» CHALLENGE: In the entries below, find every line holding the string "grid" and collect it.

----

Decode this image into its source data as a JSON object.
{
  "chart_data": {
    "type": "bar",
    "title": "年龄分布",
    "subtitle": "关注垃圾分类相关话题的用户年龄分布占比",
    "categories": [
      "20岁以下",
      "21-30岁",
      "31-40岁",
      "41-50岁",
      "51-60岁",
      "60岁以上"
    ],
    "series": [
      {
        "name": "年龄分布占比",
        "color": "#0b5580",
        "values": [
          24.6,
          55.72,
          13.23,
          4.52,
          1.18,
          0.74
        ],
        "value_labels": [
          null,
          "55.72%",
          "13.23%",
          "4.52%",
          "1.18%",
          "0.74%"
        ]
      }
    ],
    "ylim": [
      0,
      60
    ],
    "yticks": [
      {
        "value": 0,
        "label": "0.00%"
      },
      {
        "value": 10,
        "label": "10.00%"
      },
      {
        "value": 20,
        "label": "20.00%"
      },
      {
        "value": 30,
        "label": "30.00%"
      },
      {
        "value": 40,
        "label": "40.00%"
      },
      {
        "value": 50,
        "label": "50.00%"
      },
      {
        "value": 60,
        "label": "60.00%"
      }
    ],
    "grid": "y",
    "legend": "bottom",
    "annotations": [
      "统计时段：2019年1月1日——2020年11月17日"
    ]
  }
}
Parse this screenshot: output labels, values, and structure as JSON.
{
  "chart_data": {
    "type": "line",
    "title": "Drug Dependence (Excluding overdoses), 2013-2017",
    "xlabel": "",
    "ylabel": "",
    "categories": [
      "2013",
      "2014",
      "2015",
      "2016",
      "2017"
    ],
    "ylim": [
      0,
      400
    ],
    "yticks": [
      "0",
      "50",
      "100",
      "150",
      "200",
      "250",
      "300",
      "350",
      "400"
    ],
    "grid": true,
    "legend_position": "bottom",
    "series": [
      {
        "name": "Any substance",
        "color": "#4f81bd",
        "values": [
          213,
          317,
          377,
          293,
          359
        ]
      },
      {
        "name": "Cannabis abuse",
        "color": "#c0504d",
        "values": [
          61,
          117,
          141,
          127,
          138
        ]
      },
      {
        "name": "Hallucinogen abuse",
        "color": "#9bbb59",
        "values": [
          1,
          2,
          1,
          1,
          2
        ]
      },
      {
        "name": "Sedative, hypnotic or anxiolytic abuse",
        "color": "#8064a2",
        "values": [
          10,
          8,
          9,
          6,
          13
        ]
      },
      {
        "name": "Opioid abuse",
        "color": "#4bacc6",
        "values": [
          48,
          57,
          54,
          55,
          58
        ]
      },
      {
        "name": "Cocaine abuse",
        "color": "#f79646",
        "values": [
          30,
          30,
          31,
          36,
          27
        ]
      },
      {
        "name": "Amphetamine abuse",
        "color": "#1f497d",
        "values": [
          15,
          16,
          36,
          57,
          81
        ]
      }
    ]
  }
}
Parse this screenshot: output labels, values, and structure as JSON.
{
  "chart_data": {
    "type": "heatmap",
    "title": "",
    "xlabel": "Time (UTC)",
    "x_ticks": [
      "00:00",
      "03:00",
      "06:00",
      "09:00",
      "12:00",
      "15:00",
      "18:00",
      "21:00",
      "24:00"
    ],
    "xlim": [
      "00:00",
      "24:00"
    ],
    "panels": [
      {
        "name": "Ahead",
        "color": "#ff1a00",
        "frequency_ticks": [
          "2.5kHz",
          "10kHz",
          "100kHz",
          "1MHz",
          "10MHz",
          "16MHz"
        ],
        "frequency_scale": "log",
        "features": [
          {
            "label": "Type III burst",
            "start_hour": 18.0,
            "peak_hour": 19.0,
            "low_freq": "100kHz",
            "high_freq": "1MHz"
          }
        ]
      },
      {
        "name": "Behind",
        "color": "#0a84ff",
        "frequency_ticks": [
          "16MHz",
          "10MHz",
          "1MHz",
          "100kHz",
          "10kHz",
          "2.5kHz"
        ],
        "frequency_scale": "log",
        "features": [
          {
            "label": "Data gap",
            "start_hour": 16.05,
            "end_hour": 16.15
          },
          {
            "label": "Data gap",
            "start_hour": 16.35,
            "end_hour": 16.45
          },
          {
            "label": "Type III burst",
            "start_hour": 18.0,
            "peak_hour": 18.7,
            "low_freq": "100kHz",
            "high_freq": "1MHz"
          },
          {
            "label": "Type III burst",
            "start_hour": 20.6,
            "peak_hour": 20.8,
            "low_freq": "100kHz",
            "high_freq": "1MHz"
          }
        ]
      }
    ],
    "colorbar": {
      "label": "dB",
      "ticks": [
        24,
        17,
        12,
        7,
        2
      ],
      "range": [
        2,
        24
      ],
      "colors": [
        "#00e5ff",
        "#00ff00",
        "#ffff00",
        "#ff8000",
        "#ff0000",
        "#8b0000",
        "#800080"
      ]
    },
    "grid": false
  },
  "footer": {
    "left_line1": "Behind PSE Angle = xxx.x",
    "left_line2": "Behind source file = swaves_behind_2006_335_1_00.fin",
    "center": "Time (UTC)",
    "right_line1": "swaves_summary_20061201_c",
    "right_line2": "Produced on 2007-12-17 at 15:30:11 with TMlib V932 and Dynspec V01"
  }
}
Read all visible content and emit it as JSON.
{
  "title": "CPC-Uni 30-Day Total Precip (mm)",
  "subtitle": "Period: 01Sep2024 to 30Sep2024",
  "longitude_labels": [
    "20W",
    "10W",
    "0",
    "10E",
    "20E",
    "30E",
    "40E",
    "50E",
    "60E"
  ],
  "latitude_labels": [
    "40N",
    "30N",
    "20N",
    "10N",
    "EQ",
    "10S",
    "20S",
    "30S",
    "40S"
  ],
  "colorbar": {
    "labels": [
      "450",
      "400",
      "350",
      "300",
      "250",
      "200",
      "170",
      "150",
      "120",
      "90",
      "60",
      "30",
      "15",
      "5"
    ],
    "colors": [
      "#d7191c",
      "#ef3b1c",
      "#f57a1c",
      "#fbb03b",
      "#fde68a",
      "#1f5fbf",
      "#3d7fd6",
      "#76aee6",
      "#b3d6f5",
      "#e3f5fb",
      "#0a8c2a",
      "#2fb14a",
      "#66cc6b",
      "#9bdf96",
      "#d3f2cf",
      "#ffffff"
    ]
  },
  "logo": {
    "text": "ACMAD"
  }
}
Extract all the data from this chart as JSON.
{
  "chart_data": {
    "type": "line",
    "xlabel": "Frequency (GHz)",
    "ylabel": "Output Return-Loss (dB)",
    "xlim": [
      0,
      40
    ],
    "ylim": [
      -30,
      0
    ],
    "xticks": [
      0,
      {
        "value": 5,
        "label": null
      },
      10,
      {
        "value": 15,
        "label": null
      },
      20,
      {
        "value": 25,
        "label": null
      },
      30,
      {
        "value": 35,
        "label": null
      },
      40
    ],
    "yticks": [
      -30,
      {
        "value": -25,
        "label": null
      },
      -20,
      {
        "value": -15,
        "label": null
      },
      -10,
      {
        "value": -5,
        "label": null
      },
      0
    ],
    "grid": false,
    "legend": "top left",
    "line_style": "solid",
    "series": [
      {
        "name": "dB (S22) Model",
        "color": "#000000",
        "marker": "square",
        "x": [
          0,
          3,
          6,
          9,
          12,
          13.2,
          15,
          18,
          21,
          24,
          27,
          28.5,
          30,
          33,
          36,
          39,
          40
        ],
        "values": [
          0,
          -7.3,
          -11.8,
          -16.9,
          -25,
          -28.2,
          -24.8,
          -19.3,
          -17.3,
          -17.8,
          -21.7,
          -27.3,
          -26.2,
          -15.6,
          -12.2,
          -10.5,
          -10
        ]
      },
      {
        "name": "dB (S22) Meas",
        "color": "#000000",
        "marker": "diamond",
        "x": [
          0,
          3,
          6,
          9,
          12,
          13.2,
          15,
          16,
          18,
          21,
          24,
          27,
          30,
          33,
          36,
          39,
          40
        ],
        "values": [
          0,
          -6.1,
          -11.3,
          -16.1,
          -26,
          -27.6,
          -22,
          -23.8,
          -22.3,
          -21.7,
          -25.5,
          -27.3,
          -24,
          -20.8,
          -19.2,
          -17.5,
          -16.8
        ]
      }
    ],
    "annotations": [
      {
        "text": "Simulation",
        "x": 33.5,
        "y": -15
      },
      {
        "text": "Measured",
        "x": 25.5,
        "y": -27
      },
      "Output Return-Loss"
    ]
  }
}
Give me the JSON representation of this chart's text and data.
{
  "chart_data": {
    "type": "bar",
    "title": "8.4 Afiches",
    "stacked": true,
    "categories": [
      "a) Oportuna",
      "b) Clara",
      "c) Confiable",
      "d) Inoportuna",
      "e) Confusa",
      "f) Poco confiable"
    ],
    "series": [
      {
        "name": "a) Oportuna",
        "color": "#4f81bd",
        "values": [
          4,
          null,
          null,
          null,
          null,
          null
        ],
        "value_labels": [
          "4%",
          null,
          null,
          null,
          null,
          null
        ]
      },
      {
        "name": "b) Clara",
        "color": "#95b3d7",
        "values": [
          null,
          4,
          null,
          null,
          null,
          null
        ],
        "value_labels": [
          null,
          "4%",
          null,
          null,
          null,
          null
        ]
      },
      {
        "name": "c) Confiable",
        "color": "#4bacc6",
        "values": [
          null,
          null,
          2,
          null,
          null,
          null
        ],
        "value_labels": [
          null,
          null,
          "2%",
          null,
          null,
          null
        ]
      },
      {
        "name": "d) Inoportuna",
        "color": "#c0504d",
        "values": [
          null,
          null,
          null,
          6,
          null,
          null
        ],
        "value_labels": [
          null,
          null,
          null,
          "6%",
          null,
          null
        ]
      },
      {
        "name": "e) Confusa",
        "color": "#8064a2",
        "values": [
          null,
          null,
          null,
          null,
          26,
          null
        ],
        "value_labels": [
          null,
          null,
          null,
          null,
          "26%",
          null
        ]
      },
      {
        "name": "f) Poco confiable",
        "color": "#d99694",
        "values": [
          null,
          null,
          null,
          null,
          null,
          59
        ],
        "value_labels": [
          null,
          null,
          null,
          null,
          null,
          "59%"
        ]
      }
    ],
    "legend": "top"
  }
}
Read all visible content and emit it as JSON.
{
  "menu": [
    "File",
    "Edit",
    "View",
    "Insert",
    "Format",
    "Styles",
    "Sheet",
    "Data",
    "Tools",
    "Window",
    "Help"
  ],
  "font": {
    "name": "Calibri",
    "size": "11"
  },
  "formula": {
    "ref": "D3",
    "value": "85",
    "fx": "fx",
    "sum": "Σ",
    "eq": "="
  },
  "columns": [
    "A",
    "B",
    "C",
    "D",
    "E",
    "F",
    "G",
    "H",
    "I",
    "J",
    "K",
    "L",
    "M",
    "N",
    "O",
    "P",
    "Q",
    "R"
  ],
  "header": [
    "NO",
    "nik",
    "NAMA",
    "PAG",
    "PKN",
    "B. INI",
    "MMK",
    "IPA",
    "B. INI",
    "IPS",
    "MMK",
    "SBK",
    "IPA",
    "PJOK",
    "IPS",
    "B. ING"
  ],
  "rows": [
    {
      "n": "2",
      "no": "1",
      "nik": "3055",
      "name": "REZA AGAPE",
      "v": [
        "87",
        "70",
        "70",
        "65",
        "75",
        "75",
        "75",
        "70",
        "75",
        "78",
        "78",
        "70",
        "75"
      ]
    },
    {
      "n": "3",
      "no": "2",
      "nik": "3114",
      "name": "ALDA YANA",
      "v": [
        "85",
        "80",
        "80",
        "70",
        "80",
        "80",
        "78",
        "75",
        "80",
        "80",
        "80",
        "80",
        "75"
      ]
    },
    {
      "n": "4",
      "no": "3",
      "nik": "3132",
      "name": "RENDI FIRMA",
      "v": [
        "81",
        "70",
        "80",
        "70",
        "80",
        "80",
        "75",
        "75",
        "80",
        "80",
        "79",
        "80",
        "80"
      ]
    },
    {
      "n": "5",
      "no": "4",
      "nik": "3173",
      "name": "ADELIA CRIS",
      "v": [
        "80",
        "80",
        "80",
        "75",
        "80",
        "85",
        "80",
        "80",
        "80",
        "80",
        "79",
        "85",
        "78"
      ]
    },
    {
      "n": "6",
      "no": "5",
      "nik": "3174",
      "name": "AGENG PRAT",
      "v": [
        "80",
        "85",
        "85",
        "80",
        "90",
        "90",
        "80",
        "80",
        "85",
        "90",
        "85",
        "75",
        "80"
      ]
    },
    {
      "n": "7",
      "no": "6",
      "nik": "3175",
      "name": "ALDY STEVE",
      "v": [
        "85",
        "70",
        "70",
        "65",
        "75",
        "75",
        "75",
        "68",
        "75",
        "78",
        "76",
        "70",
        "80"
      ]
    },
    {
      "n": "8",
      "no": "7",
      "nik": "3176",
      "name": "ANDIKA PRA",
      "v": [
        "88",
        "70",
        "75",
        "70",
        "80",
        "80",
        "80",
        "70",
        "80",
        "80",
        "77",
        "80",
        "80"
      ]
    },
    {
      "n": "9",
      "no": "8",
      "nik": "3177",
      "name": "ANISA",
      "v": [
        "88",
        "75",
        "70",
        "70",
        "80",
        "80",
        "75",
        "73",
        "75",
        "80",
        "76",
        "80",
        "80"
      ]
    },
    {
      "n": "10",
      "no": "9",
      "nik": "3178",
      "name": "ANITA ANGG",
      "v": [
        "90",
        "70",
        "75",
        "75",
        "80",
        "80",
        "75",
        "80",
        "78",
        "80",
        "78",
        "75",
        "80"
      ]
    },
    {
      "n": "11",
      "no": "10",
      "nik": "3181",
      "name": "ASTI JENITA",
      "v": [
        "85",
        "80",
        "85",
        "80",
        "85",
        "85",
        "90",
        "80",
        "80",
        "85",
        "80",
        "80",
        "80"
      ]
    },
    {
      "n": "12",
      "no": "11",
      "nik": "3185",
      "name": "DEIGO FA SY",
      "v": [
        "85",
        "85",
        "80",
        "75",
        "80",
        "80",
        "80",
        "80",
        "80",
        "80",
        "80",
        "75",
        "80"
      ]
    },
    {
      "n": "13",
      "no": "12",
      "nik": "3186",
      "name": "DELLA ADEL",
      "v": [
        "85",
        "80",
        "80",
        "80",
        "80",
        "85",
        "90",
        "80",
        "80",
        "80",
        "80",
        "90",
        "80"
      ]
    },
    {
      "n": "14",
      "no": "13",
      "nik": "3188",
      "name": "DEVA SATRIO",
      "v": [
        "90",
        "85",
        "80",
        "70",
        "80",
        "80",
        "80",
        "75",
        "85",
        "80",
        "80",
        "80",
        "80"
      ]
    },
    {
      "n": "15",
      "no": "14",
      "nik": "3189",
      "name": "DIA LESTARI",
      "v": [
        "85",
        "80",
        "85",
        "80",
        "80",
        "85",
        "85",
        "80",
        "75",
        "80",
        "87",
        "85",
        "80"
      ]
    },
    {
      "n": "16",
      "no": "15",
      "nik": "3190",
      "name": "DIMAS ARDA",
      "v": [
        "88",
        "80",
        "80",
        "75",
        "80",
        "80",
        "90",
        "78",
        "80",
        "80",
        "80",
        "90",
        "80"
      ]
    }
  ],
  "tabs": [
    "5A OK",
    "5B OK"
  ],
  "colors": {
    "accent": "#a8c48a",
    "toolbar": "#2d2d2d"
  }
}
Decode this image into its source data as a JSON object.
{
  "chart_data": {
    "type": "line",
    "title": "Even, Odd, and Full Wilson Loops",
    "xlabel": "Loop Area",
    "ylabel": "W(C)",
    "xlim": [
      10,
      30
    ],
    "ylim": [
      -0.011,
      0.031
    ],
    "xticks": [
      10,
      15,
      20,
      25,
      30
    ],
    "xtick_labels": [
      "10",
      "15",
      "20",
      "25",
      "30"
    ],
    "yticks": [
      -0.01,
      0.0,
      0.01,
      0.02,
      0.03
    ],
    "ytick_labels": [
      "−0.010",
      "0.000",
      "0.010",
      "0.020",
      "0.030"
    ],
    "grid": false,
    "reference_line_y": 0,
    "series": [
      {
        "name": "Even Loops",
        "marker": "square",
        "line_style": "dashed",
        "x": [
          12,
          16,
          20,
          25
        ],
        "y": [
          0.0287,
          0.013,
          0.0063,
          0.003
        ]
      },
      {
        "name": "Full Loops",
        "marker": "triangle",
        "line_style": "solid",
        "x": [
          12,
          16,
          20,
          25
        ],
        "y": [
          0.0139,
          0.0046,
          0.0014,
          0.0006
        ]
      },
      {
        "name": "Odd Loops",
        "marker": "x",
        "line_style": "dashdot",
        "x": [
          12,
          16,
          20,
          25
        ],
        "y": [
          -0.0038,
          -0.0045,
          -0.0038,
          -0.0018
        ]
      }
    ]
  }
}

----

» RESPONSE:
    "grid": "y",
    "grid": true,
    "grid": false
    "grid": false,
    "grid": false,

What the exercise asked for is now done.